▶ **JOB**:
Recast everything from the start of the listing down to the line containing "formula: a=α r bbox=[570, 166, 626, 192]", inclusive, as a Markdown table with the columns Row and Listing line, omitting any blank lines.

▶ **MATERIAL PROVIDED**:
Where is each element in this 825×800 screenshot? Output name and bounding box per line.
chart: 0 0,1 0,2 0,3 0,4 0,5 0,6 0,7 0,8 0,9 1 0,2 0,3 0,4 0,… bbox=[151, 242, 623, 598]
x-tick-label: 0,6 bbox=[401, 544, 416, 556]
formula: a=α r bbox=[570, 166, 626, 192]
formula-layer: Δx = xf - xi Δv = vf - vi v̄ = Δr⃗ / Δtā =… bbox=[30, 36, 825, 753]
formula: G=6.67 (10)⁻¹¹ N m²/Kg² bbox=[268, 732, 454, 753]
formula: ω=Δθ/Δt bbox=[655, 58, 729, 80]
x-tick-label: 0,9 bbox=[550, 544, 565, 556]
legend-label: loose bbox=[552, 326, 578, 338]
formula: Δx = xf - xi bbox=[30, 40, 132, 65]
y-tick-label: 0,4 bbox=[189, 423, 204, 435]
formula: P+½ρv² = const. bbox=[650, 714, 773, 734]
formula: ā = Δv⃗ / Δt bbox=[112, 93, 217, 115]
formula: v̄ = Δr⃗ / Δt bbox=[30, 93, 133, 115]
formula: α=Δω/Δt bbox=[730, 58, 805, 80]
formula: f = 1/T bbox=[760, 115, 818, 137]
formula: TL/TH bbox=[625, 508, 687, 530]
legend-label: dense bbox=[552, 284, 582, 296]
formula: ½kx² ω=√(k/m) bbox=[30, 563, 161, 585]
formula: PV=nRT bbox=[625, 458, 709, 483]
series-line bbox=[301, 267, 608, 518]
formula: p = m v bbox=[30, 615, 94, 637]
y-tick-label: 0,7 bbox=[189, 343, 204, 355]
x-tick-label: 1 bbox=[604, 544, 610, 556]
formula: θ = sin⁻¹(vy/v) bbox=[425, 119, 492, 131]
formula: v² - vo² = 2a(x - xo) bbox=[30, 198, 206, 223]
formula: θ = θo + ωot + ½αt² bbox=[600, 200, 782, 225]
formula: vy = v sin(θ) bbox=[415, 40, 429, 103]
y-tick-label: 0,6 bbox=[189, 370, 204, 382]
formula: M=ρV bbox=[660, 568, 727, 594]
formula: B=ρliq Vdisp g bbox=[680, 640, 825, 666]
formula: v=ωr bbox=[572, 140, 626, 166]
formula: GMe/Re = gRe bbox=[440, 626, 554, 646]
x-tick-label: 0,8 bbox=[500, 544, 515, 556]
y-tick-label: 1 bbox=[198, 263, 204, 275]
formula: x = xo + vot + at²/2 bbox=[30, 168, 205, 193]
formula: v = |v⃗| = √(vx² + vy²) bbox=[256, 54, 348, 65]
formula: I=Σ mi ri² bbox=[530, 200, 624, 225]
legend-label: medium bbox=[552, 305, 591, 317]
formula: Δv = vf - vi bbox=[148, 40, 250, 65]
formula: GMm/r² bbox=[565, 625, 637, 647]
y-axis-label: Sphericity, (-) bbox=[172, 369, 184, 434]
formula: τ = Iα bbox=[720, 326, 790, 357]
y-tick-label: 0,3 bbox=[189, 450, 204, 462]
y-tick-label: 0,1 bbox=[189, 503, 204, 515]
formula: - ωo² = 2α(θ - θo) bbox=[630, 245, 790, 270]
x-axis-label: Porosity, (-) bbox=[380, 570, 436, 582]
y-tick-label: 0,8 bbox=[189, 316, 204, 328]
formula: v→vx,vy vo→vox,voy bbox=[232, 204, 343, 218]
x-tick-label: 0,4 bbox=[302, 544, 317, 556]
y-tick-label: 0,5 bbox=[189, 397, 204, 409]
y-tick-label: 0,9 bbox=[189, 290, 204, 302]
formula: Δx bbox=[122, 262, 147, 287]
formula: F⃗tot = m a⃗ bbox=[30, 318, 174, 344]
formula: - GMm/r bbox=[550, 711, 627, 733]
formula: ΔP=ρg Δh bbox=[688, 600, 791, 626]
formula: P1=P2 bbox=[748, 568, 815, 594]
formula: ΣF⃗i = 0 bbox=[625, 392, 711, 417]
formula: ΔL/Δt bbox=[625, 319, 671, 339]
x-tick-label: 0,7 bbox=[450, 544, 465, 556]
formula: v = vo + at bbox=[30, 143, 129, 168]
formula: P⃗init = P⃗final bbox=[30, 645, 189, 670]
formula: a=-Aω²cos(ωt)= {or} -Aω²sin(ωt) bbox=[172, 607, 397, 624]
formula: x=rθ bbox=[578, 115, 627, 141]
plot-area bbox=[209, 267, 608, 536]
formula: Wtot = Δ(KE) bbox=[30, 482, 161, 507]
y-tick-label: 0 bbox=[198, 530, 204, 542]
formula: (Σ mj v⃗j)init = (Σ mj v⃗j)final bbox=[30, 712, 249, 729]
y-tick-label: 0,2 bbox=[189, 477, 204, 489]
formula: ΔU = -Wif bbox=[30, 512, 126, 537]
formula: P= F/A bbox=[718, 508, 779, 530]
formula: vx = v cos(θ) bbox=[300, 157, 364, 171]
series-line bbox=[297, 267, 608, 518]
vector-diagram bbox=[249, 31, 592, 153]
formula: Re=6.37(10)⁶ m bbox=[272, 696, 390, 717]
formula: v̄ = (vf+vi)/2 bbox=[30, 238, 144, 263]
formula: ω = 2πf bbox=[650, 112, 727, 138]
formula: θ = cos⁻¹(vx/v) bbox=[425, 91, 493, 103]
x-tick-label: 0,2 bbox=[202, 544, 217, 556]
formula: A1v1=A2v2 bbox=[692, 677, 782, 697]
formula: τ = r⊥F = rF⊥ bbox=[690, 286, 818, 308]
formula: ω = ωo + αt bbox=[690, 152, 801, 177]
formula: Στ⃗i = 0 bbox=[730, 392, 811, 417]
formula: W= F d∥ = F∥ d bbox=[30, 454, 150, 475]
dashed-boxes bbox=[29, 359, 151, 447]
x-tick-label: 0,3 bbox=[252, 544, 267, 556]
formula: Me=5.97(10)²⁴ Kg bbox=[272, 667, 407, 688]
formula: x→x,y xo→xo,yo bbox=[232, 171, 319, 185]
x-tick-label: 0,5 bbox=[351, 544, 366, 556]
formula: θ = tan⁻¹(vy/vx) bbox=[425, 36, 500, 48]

▶ **EXPECTED ANSWER**:
| Row | Listing line |
|---|---|
| 1 | Where is each element in this 825×800 screenshot? Output name and bounding box per line. |
| 2 | chart: 0 0,1 0,2 0,3 0,4 0,5 0,6 0,7 0,8 0,9 1 0,2 0,3 0,4 0,… bbox=[151, 242, 623, 598] |
| 3 | x-tick-label: 0,6 bbox=[401, 544, 416, 556] |
| 4 | formula: a=α r bbox=[570, 166, 626, 192] |